[BEGIN Input for this task]

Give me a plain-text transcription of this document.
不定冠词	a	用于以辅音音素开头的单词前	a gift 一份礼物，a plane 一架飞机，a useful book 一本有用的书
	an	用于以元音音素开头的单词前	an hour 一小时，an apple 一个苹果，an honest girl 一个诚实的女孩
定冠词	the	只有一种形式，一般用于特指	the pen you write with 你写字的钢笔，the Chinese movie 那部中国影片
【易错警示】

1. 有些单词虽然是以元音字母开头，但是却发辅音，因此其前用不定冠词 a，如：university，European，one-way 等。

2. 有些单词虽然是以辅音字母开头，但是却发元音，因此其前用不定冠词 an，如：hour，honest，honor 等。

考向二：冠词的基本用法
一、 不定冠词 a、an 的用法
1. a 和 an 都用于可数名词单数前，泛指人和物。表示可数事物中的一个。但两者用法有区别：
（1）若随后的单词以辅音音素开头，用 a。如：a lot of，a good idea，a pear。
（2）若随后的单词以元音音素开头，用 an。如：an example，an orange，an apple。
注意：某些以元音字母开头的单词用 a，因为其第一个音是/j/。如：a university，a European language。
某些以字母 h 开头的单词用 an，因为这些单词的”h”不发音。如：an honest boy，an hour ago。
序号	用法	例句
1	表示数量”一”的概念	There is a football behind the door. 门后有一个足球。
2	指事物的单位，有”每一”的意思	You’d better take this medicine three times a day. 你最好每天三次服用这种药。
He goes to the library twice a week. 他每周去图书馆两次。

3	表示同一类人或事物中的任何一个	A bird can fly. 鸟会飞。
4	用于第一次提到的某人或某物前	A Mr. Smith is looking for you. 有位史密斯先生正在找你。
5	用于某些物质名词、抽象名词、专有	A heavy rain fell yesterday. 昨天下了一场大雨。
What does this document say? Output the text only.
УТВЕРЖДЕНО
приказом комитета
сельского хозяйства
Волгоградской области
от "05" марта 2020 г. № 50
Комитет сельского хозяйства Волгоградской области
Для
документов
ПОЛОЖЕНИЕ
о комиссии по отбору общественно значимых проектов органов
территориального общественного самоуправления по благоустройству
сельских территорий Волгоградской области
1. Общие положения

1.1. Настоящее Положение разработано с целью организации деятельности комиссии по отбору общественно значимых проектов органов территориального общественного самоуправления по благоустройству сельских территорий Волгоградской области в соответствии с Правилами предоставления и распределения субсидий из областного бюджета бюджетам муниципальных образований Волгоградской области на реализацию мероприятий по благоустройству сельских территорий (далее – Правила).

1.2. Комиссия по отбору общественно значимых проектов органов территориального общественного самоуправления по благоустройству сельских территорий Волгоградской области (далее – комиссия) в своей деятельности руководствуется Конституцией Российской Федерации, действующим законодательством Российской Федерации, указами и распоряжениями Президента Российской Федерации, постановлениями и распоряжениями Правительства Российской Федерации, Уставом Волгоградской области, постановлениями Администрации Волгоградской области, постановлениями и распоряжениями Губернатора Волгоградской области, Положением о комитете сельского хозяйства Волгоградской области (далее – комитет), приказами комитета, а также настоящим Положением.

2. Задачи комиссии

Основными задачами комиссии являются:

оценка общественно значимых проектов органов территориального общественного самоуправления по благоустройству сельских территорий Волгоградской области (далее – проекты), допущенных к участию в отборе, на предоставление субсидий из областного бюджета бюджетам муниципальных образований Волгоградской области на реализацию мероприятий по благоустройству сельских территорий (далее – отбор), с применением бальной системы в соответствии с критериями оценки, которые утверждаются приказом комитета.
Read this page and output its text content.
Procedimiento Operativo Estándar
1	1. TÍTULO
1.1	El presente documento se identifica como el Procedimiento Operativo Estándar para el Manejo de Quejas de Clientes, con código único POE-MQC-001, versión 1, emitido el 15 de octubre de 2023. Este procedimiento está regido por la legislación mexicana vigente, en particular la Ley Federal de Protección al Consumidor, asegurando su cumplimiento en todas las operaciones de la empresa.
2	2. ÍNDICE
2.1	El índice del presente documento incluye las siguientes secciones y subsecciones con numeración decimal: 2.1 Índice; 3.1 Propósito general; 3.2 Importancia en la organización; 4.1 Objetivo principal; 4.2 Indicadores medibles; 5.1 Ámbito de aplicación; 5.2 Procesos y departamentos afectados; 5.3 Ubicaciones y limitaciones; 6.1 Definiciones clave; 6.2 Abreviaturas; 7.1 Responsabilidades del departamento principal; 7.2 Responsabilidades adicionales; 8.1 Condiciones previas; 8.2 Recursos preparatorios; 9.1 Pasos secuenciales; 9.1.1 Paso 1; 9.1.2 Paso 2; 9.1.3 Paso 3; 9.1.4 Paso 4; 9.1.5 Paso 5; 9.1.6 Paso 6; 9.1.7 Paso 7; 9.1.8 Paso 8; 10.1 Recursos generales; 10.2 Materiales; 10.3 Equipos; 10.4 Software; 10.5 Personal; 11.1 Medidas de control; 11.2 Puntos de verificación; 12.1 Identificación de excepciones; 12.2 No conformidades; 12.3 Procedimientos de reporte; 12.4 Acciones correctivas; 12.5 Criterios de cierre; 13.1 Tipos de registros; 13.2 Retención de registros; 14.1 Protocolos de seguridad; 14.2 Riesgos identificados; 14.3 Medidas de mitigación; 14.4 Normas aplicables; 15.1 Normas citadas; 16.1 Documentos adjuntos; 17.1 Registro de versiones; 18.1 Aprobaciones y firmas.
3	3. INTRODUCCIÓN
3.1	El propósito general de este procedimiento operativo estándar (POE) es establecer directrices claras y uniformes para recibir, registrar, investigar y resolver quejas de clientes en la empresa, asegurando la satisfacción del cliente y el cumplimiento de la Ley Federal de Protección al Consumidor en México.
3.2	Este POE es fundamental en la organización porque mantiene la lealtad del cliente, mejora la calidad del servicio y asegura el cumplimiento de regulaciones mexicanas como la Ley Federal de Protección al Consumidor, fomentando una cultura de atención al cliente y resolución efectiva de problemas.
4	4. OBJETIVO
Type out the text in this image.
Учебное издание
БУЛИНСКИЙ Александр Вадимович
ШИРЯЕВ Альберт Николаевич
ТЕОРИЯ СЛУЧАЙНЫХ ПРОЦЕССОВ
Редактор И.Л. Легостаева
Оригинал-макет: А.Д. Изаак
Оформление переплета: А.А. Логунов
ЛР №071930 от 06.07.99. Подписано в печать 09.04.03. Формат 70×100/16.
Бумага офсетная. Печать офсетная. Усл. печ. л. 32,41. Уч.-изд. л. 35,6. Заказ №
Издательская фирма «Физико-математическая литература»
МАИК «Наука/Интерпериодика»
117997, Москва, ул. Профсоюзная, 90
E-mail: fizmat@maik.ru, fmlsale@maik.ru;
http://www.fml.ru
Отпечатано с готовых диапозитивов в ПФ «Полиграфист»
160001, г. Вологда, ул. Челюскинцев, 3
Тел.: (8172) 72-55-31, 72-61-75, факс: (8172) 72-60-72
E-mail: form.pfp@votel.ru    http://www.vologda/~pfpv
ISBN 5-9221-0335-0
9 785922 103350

[END Input for this task]

- Aim of the task
Restate the whole of the material exactly.

- Answer to this exercise
Give me a plain-text transcription of this document.
不定冠词	a	用于以辅音音素开头的单词前	a gift 一份礼物，a plane 一架飞机，a useful book 一本有用的书
	an	用于以元音音素开头的单词前	an hour 一小时，an apple 一个苹果，an honest girl 一个诚实的女孩
定冠词	the	只有一种形式，一般用于特指	the pen you write with 你写字的钢笔，the Chinese movie 那部中国影片
【易错警示】

1. 有些单词虽然是以元音字母开头，但是却发辅音，因此其前用不定冠词 a，如：university，European，one-way 等。

2. 有些单词虽然是以辅音字母开头，但是却发元音，因此其前用不定冠词 an，如：hour，honest，honor 等。

考向二：冠词的基本用法
一、 不定冠词 a、an 的用法
1. a 和 an 都用于可数名词单数前，泛指人和物。表示可数事物中的一个。但两者用法有区别：
（1）若随后的单词以辅音音素开头，用 a。如：a lot of，a good idea，a pear。
（2）若随后的单词以元音音素开头，用 an。如：an example，an orange，an apple。
注意：某些以元音字母开头的单词用 a，因为其第一个音是/j/。如：a university，a European language。
某些以字母 h 开头的单词用 an，因为这些单词的”h”不发音。如：an honest boy，an hour ago。
序号	用法	例句
1	表示数量”一”的概念	There is a football behind the door. 门后有一个足球。
2	指事物的单位，有”每一”的意思	You’d better take this medicine three times a day. 你最好每天三次服用这种药。
He goes to the library twice a week. 他每周去图书馆两次。

3	表示同一类人或事物中的任何一个	A bird can fly. 鸟会飞。
4	用于第一次提到的某人或某物前	A Mr. Smith is looking for you. 有位史密斯先生正在找你。
5	用于某些物质名词、抽象名词、专有	A heavy rain fell yesterday. 昨天下了一场大雨。
What does this document say? Output the text only.
УТВЕРЖДЕНО
приказом комитета
сельского хозяйства
Волгоградской области
от "05" марта 2020 г. № 50
Комитет сельского хозяйства Волгоградской области
Для
документов
ПОЛОЖЕНИЕ
о комиссии по отбору общественно значимых проектов органов
территориального общественного самоуправления по благоустройству
сельских территорий Волгоградской области
1. Общие положения

1.1. Настоящее Положение разработано с целью организации деятельности комиссии по отбору общественно значимых проектов органов территориального общественного самоуправления по благоустройству сельских территорий Волгоградской области в соответствии с Правилами предоставления и распределения субсидий из областного бюджета бюджетам муниципальных образований Волгоградской области на реализацию мероприятий по благоустройству сельских территорий (далее – Правила).

1.2. Комиссия по отбору общественно значимых проектов органов территориального общественного самоуправления по благоустройству сельских территорий Волгоградской области (далее – комиссия) в своей деятельности руководствуется Конституцией Российской Федерации, действующим законодательством Российской Федерации, указами и распоряжениями Президента Российской Федерации, постановлениями и распоряжениями Правительства Российской Федерации, Уставом Волгоградской области, постановлениями Администрации Волгоградской области, постановлениями и распоряжениями Губернатора Волгоградской области, Положением о комитете сельского хозяйства Волгоградской области (далее – комитет), приказами комитета, а также настоящим Положением.

2. Задачи комиссии

Основными задачами комиссии являются:

оценка общественно значимых проектов органов территориального общественного самоуправления по благоустройству сельских территорий Волгоградской области (далее – проекты), допущенных к участию в отборе, на предоставление субсидий из областного бюджета бюджетам муниципальных образований Волгоградской области на реализацию мероприятий по благоустройству сельских территорий (далее – отбор), с применением бальной системы в соответствии с критериями оценки, которые утверждаются приказом комитета.
Read this page and output its text content.
Procedimiento Operativo Estándar
1	1. TÍTULO
1.1	El presente documento se identifica como el Procedimiento Operativo Estándar para el Manejo de Quejas de Clientes, con código único POE-MQC-001, versión 1, emitido el 15 de octubre de 2023. Este procedimiento está regido por la legislación mexicana vigente, en particular la Ley Federal de Protección al Consumidor, asegurando su cumplimiento en todas las operaciones de la empresa.
2	2. ÍNDICE
2.1	El índice del presente documento incluye las siguientes secciones y subsecciones con numeración decimal: 2.1 Índice; 3.1 Propósito general; 3.2 Importancia en la organización; 4.1 Objetivo principal; 4.2 Indicadores medibles; 5.1 Ámbito de aplicación; 5.2 Procesos y departamentos afectados; 5.3 Ubicaciones y limitaciones; 6.1 Definiciones clave; 6.2 Abreviaturas; 7.1 Responsabilidades del departamento principal; 7.2 Responsabilidades adicionales; 8.1 Condiciones previas; 8.2 Recursos preparatorios; 9.1 Pasos secuenciales; 9.1.1 Paso 1; 9.1.2 Paso 2; 9.1.3 Paso 3; 9.1.4 Paso 4; 9.1.5 Paso 5; 9.1.6 Paso 6; 9.1.7 Paso 7; 9.1.8 Paso 8; 10.1 Recursos generales; 10.2 Materiales; 10.3 Equipos; 10.4 Software; 10.5 Personal; 11.1 Medidas de control; 11.2 Puntos de verificación; 12.1 Identificación de excepciones; 12.2 No conformidades; 12.3 Procedimientos de reporte; 12.4 Acciones correctivas; 12.5 Criterios de cierre; 13.1 Tipos de registros; 13.2 Retención de registros; 14.1 Protocolos de seguridad; 14.2 Riesgos identificados; 14.3 Medidas de mitigación; 14.4 Normas aplicables; 15.1 Normas citadas; 16.1 Documentos adjuntos; 17.1 Registro de versiones; 18.1 Aprobaciones y firmas.
3	3. INTRODUCCIÓN
3.1	El propósito general de este procedimiento operativo estándar (POE) es establecer directrices claras y uniformes para recibir, registrar, investigar y resolver quejas de clientes en la empresa, asegurando la satisfacción del cliente y el cumplimiento de la Ley Federal de Protección al Consumidor en México.
3.2	Este POE es fundamental en la organización porque mantiene la lealtad del cliente, mejora la calidad del servicio y asegura el cumplimiento de regulaciones mexicanas como la Ley Federal de Protección al Consumidor, fomentando una cultura de atención al cliente y resolución efectiva de problemas.
4	4. OBJETIVO
Type out the text in this image.
Учебное издание
БУЛИНСКИЙ Александр Вадимович
ШИРЯЕВ Альберт Николаевич
ТЕОРИЯ СЛУЧАЙНЫХ ПРОЦЕССОВ
Редактор И.Л. Легостаева
Оригинал-макет: А.Д. Изаак
Оформление переплета: А.А. Логунов
ЛР №071930 от 06.07.99. Подписано в печать 09.04.03. Формат 70×100/16.
Бумага офсетная. Печать офсетная. Усл. печ. л. 32,41. Уч.-изд. л. 35,6. Заказ №
Издательская фирма «Физико-математическая литература»
МАИК «Наука/Интерпериодика»
117997, Москва, ул. Профсоюзная, 90
E-mail: fizmat@maik.ru, fmlsale@maik.ru;
http://www.fml.ru
Отпечатано с готовых диапозитивов в ПФ «Полиграфист»
160001, г. Вологда, ул. Челюскинцев, 3
Тел.: (8172) 72-55-31, 72-61-75, факс: (8172) 72-60-72
E-mail: form.pfp@votel.ru    http://www.vologda/~pfpv
ISBN 5-9221-0335-0
9 785922 103350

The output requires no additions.